• **Problem statement**: Write the records below out again exactly as given, with no images.

• **Excerpted records**:
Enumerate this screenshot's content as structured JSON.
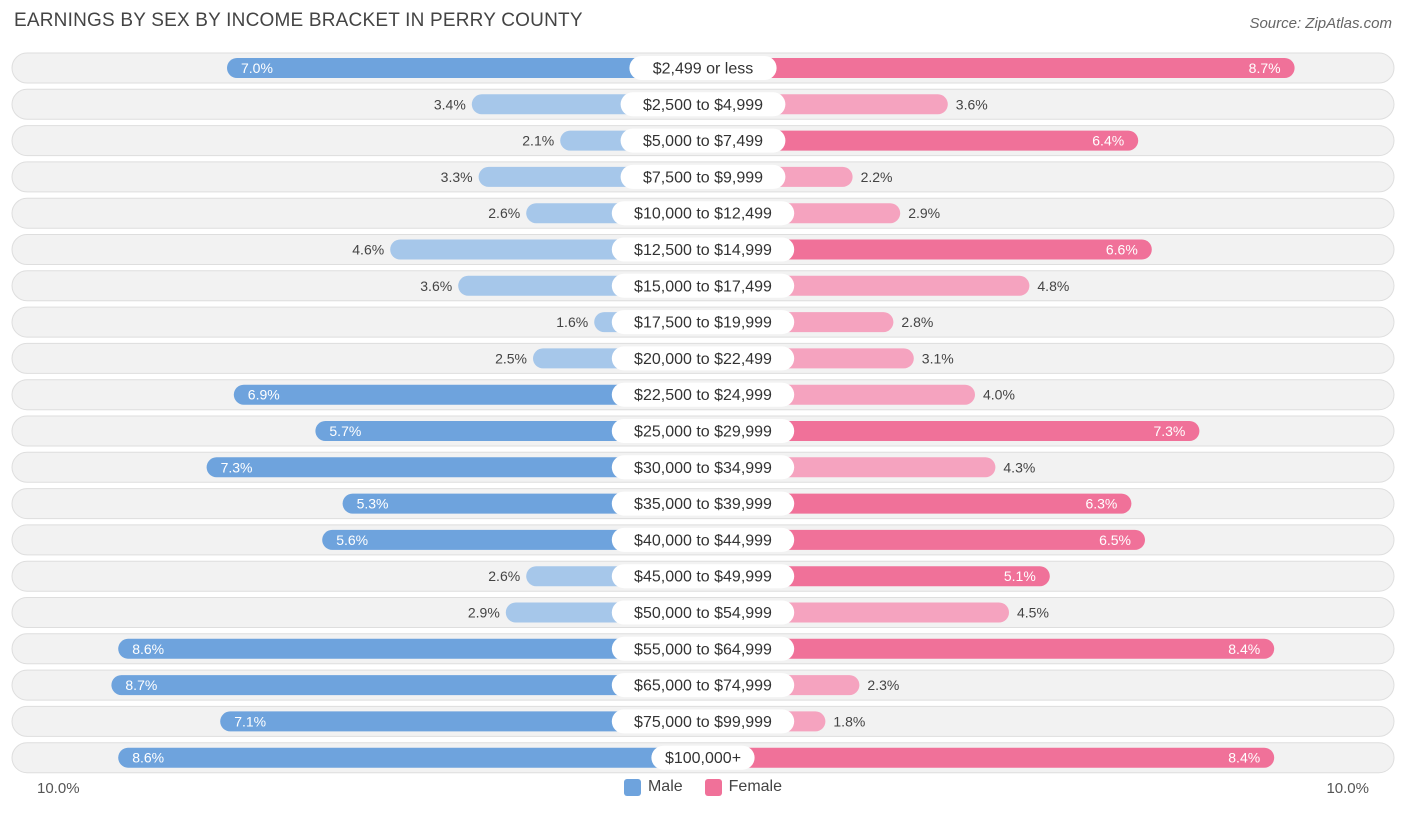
{
  "header": {
    "title": "EARNINGS BY SEX BY INCOME BRACKET IN PERRY COUNTY",
    "source": "Source: ZipAtlas.com"
  },
  "axis": {
    "left_label": "10.0%",
    "right_label": "10.0%"
  },
  "legend": {
    "male_label": "Male",
    "female_label": "Female"
  },
  "colors": {
    "male": "#6ea3dd",
    "male_light": "#a6c7ea",
    "female": "#f07199",
    "female_light": "#f5a3bf",
    "row_bg": "#f2f2f2",
    "row_border": "#dedede"
  },
  "chart_data": {
    "type": "bar",
    "title": "EARNINGS BY SEX BY INCOME BRACKET IN PERRY COUNTY",
    "xlim": [
      -10,
      10
    ],
    "categories": [
      "$2,499 or less",
      "$2,500 to $4,999",
      "$5,000 to $7,499",
      "$7,500 to $9,999",
      "$10,000 to $12,499",
      "$12,500 to $14,999",
      "$15,000 to $17,499",
      "$17,500 to $19,999",
      "$20,000 to $22,499",
      "$22,500 to $24,999",
      "$25,000 to $29,999",
      "$30,000 to $34,999",
      "$35,000 to $39,999",
      "$40,000 to $44,999",
      "$45,000 to $49,999",
      "$50,000 to $54,999",
      "$55,000 to $64,999",
      "$65,000 to $74,999",
      "$75,000 to $99,999",
      "$100,000+"
    ],
    "series": [
      {
        "name": "Male",
        "values": [
          7.0,
          3.4,
          2.1,
          3.3,
          2.6,
          4.6,
          3.6,
          1.6,
          2.5,
          6.9,
          5.7,
          7.3,
          5.3,
          5.6,
          2.6,
          2.9,
          8.6,
          8.7,
          7.1,
          8.6
        ],
        "labels": [
          "7.0%",
          "3.4%",
          "2.1%",
          "3.3%",
          "2.6%",
          "4.6%",
          "3.6%",
          "1.6%",
          "2.5%",
          "6.9%",
          "5.7%",
          "7.3%",
          "5.3%",
          "5.6%",
          "2.6%",
          "2.9%",
          "8.6%",
          "8.7%",
          "7.1%",
          "8.6%"
        ]
      },
      {
        "name": "Female",
        "values": [
          8.7,
          3.6,
          6.4,
          2.2,
          2.9,
          6.6,
          4.8,
          2.8,
          3.1,
          4.0,
          7.3,
          4.3,
          6.3,
          6.5,
          5.1,
          4.5,
          8.4,
          2.3,
          1.8,
          8.4
        ],
        "labels": [
          "8.7%",
          "3.6%",
          "6.4%",
          "2.2%",
          "2.9%",
          "6.6%",
          "4.8%",
          "2.8%",
          "3.1%",
          "4.0%",
          "7.3%",
          "4.3%",
          "6.3%",
          "6.5%",
          "5.1%",
          "4.5%",
          "8.4%",
          "2.3%",
          "1.8%",
          "8.4%"
        ]
      }
    ],
    "legend_position": "bottom-center"
  }
}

• **Result below**:
Enumerate this screenshot's content as structured JSON.
{
  "header": {
    "title": "EARNINGS BY SEX BY INCOME BRACKET IN PERRY COUNTY",
    "source": "Source: ZipAtlas.com"
  },
  "axis": {
    "left_label": "10.0%",
    "right_label": "10.0%"
  },
  "legend": {
    "male_label": "Male",
    "female_label": "Female"
  },
  "colors": {
    "male": "#6ea3dd",
    "male_light": "#a6c7ea",
    "female": "#f07199",
    "female_light": "#f5a3bf",
    "row_bg": "#f2f2f2",
    "row_border": "#dedede"
  },
  "chart_data": {
    "type": "bar",
    "title": "EARNINGS BY SEX BY INCOME BRACKET IN PERRY COUNTY",
    "xlim": [
      -10,
      10
    ],
    "categories": [
      "$2,499 or less",
      "$2,500 to $4,999",
      "$5,000 to $7,499",
      "$7,500 to $9,999",
      "$10,000 to $12,499",
      "$12,500 to $14,999",
      "$15,000 to $17,499",
      "$17,500 to $19,999",
      "$20,000 to $22,499",
      "$22,500 to $24,999",
      "$25,000 to $29,999",
      "$30,000 to $34,999",
      "$35,000 to $39,999",
      "$40,000 to $44,999",
      "$45,000 to $49,999",
      "$50,000 to $54,999",
      "$55,000 to $64,999",
      "$65,000 to $74,999",
      "$75,000 to $99,999",
      "$100,000+"
    ],
    "series": [
      {
        "name": "Male",
        "values": [
          7.0,
          3.4,
          2.1,
          3.3,
          2.6,
          4.6,
          3.6,
          1.6,
          2.5,
          6.9,
          5.7,
          7.3,
          5.3,
          5.6,
          2.6,
          2.9,
          8.6,
          8.7,
          7.1,
          8.6
        ],
        "labels": [
          "7.0%",
          "3.4%",
          "2.1%",
          "3.3%",
          "2.6%",
          "4.6%",
          "3.6%",
          "1.6%",
          "2.5%",
          "6.9%",
          "5.7%",
          "7.3%",
          "5.3%",
          "5.6%",
          "2.6%",
          "2.9%",
          "8.6%",
          "8.7%",
          "7.1%",
          "8.6%"
        ]
      },
      {
        "name": "Female",
        "values": [
          8.7,
          3.6,
          6.4,
          2.2,
          2.9,
          6.6,
          4.8,
          2.8,
          3.1,
          4.0,
          7.3,
          4.3,
          6.3,
          6.5,
          5.1,
          4.5,
          8.4,
          2.3,
          1.8,
          8.4
        ],
        "labels": [
          "8.7%",
          "3.6%",
          "6.4%",
          "2.2%",
          "2.9%",
          "6.6%",
          "4.8%",
          "2.8%",
          "3.1%",
          "4.0%",
          "7.3%",
          "4.3%",
          "6.3%",
          "6.5%",
          "5.1%",
          "4.5%",
          "8.4%",
          "2.3%",
          "1.8%",
          "8.4%"
        ]
      }
    ],
    "legend_position": "bottom-center"
  }
}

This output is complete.